> _The task_: Leave out the pictures and restate the rest of the data exactly.
--- BEGIN Supplied records ---
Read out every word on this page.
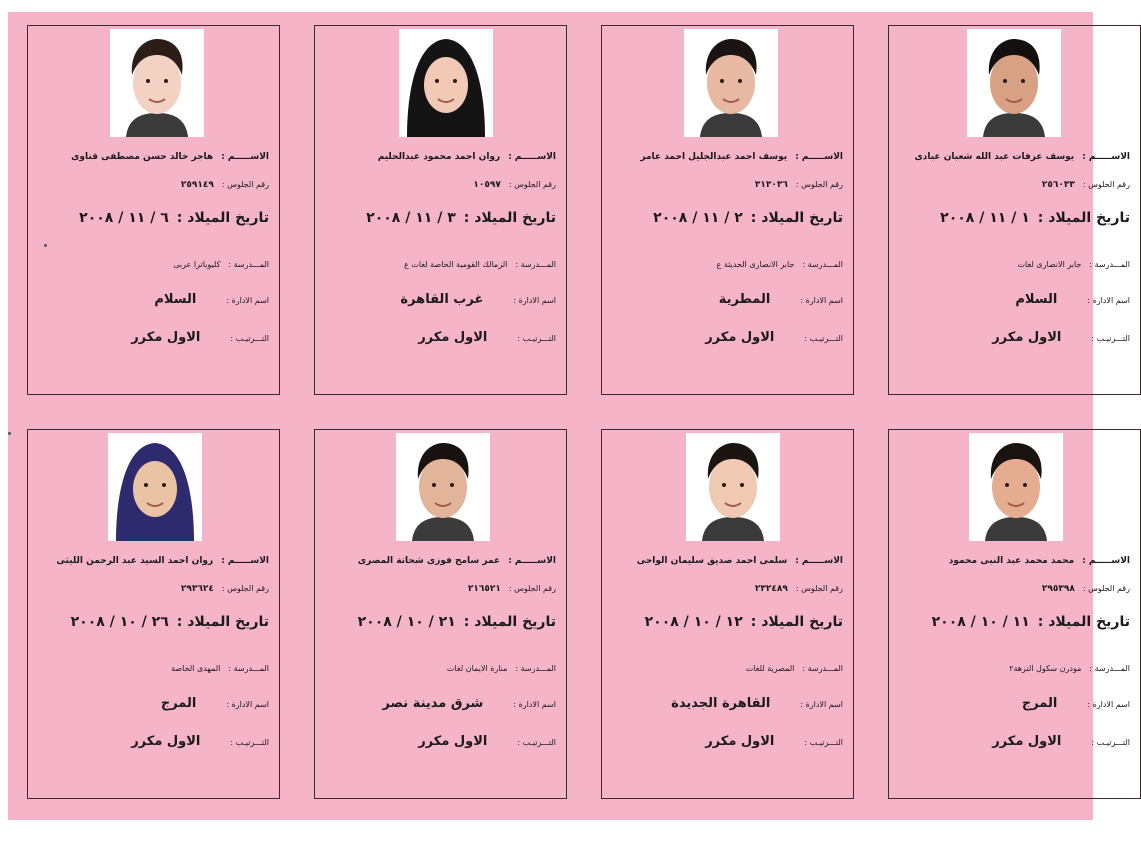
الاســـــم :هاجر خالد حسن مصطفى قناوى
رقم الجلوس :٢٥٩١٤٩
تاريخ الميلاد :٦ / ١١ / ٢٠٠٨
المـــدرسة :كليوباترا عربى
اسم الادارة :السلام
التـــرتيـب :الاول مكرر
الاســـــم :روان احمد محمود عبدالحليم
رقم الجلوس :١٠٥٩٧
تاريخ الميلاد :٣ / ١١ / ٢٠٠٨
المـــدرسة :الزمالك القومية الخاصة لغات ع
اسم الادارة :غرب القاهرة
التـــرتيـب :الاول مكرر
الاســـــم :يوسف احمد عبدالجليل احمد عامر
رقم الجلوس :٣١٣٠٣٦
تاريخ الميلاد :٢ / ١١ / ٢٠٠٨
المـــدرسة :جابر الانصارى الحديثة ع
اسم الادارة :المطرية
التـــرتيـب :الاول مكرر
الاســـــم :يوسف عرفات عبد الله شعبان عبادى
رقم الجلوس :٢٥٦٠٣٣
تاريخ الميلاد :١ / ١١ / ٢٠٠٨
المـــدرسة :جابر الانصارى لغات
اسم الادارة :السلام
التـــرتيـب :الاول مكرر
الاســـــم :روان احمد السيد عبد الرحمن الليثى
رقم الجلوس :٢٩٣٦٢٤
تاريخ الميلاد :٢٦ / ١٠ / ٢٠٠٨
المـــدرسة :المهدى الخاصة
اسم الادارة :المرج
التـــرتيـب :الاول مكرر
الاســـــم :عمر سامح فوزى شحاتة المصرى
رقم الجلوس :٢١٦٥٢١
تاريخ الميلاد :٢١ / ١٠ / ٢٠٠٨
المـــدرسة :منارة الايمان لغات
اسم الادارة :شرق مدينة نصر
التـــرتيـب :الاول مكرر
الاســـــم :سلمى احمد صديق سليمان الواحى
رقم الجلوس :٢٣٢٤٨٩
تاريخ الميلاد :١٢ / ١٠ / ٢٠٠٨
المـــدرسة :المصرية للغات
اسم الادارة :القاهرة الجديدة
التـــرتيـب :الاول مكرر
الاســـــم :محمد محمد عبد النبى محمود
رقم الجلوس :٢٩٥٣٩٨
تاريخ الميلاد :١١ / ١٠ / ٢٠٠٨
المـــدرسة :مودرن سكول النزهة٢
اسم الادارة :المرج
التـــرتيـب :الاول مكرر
--- END Supplied records ---
> _Reply to the task_:
Read out every word on this page.
الاســـــم :هاجر خالد حسن مصطفى قناوى
رقم الجلوس :٢٥٩١٤٩
تاريخ الميلاد :٦ / ١١ / ٢٠٠٨
المـــدرسة :كليوباترا عربى
اسم الادارة :السلام
التـــرتيـب :الاول مكرر
الاســـــم :روان احمد محمود عبدالحليم
رقم الجلوس :١٠٥٩٧
تاريخ الميلاد :٣ / ١١ / ٢٠٠٨
المـــدرسة :الزمالك القومية الخاصة لغات ع
اسم الادارة :غرب القاهرة
التـــرتيـب :الاول مكرر
الاســـــم :يوسف احمد عبدالجليل احمد عامر
رقم الجلوس :٣١٣٠٣٦
تاريخ الميلاد :٢ / ١١ / ٢٠٠٨
المـــدرسة :جابر الانصارى الحديثة ع
اسم الادارة :المطرية
التـــرتيـب :الاول مكرر
الاســـــم :يوسف عرفات عبد الله شعبان عبادى
رقم الجلوس :٢٥٦٠٣٣
تاريخ الميلاد :١ / ١١ / ٢٠٠٨
المـــدرسة :جابر الانصارى لغات
اسم الادارة :السلام
التـــرتيـب :الاول مكرر
الاســـــم :روان احمد السيد عبد الرحمن الليثى
رقم الجلوس :٢٩٣٦٢٤
تاريخ الميلاد :٢٦ / ١٠ / ٢٠٠٨
المـــدرسة :المهدى الخاصة
اسم الادارة :المرج
التـــرتيـب :الاول مكرر
الاســـــم :عمر سامح فوزى شحاتة المصرى
رقم الجلوس :٢١٦٥٢١
تاريخ الميلاد :٢١ / ١٠ / ٢٠٠٨
المـــدرسة :منارة الايمان لغات
اسم الادارة :شرق مدينة نصر
التـــرتيـب :الاول مكرر
الاســـــم :سلمى احمد صديق سليمان الواحى
رقم الجلوس :٢٣٢٤٨٩
تاريخ الميلاد :١٢ / ١٠ / ٢٠٠٨
المـــدرسة :المصرية للغات
اسم الادارة :القاهرة الجديدة
التـــرتيـب :الاول مكرر
الاســـــم :محمد محمد عبد النبى محمود
رقم الجلوس :٢٩٥٣٩٨
تاريخ الميلاد :١١ / ١٠ / ٢٠٠٨
المـــدرسة :مودرن سكول النزهة٢
اسم الادارة :المرج
التـــرتيـب :الاول مكرر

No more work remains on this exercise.